Given exercise ▸ Read the lines that follow and pick out every one containing the word "Station".

(Collected data)

************

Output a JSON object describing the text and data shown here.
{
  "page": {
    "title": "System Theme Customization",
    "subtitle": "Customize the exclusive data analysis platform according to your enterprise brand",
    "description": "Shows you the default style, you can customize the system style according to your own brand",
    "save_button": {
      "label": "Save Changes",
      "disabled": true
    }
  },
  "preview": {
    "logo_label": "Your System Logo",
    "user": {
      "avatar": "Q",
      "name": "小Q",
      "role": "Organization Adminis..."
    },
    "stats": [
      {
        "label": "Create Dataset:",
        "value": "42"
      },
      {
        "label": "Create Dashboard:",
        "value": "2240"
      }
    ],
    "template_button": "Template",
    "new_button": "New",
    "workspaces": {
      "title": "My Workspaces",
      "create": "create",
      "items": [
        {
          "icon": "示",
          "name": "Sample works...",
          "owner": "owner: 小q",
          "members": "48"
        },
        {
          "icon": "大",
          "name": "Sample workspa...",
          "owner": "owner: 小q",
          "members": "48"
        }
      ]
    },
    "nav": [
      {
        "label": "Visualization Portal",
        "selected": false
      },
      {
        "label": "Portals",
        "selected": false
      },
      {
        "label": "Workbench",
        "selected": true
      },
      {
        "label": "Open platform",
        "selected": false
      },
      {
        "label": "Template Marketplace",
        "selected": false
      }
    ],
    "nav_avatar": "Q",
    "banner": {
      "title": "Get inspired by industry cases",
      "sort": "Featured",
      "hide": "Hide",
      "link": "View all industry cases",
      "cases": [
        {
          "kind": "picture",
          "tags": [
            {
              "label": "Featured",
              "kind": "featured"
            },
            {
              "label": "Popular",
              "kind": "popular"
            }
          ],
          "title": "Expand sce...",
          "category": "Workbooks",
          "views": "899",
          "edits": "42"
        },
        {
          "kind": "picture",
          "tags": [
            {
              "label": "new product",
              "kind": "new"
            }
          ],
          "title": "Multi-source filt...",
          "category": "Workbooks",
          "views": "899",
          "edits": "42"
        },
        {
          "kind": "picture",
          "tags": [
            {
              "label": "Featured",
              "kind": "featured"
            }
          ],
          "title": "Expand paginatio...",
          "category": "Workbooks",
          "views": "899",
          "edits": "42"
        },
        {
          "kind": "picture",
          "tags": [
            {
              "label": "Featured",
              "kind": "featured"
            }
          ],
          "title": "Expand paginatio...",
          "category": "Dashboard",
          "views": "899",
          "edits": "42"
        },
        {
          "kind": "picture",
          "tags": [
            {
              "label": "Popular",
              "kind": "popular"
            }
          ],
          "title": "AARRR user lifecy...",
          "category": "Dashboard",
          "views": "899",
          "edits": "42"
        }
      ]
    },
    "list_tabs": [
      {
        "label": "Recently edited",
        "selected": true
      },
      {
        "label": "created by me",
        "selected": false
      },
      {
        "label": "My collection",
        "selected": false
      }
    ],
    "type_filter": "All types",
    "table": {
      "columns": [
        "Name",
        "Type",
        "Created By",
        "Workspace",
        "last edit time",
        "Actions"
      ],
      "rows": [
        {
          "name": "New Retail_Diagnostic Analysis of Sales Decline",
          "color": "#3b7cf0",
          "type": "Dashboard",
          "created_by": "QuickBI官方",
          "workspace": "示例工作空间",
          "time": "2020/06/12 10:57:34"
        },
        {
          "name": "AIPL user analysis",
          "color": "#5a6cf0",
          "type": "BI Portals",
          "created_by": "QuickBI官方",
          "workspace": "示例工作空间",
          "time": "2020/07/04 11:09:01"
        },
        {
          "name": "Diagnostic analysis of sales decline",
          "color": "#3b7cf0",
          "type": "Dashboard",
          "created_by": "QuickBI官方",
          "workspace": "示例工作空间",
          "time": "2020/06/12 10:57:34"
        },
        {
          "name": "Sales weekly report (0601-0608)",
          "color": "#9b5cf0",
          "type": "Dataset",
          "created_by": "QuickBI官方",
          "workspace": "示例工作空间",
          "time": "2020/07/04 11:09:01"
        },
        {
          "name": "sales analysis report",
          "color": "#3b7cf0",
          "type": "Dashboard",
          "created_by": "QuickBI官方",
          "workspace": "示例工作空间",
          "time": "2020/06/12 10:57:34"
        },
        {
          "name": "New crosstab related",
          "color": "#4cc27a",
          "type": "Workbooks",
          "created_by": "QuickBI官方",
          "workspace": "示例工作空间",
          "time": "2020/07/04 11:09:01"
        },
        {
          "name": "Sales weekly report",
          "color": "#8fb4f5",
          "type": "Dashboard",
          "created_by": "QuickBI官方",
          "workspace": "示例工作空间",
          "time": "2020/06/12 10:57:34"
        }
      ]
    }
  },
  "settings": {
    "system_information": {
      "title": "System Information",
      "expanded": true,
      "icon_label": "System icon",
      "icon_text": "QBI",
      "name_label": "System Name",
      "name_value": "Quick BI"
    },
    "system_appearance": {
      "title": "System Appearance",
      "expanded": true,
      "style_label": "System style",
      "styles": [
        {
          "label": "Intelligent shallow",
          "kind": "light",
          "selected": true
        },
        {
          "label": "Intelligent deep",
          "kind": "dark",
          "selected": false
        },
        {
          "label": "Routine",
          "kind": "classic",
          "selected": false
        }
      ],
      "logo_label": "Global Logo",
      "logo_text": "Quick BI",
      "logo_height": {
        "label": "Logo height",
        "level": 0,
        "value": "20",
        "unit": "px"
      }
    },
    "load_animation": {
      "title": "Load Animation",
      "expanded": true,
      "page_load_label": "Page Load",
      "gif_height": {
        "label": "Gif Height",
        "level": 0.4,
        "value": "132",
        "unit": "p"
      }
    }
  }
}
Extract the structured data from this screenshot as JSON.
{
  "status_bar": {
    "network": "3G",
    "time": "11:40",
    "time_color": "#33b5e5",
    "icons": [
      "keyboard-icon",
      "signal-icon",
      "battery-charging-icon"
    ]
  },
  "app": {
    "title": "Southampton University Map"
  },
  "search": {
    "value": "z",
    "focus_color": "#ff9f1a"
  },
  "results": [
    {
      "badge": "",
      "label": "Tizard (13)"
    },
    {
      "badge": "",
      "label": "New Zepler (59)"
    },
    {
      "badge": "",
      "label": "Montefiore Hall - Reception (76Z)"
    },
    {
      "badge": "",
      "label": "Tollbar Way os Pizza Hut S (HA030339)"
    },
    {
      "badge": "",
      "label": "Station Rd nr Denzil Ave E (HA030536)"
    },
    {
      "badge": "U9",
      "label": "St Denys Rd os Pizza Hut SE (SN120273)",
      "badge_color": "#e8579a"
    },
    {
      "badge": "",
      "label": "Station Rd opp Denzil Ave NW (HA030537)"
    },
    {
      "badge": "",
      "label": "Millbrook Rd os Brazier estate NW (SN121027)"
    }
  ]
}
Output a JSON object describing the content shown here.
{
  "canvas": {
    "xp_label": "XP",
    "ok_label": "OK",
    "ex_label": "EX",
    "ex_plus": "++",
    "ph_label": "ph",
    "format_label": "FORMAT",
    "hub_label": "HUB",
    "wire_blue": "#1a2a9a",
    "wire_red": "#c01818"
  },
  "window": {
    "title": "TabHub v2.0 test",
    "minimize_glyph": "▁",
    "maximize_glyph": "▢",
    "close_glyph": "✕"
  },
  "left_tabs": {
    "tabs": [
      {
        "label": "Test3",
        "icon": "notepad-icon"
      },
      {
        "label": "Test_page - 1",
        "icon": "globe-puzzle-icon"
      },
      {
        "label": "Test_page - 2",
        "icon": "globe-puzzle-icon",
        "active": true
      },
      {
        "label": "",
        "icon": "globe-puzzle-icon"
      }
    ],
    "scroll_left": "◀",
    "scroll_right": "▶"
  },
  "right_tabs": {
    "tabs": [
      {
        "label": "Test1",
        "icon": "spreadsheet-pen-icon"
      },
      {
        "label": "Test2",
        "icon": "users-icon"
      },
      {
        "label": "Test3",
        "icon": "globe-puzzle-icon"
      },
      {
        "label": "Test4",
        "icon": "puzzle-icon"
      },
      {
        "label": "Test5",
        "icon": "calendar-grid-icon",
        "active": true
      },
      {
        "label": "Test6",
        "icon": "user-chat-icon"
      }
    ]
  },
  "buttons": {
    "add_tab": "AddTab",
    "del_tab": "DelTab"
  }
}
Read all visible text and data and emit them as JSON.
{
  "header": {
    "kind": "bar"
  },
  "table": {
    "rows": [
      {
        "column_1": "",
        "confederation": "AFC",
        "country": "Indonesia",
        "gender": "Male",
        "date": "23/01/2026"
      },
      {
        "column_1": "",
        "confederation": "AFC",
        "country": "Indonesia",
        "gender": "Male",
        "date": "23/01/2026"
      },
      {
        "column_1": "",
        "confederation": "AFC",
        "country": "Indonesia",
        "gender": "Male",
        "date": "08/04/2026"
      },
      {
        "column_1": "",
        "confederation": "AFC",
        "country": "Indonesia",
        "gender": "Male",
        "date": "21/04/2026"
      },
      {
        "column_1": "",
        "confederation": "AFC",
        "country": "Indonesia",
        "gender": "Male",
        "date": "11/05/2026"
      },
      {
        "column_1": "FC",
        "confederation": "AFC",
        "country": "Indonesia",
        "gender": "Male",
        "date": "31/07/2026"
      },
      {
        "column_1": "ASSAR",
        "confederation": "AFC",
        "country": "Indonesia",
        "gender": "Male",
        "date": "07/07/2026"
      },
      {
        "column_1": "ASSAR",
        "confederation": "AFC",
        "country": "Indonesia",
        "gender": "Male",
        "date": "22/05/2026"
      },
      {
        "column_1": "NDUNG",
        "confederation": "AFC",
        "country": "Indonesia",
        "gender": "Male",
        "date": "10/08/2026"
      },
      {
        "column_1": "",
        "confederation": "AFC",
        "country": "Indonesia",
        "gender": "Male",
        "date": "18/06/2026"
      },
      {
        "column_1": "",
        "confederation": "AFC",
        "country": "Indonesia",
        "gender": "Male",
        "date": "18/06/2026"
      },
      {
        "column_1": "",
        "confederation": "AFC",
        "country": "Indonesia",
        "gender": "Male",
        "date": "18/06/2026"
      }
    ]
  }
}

************

Correct output ▸
      "label": "Station Rd nr Denzil Ave E (HA030536)"
      "label": "Station Rd opp Denzil Ave NW (HA030537)"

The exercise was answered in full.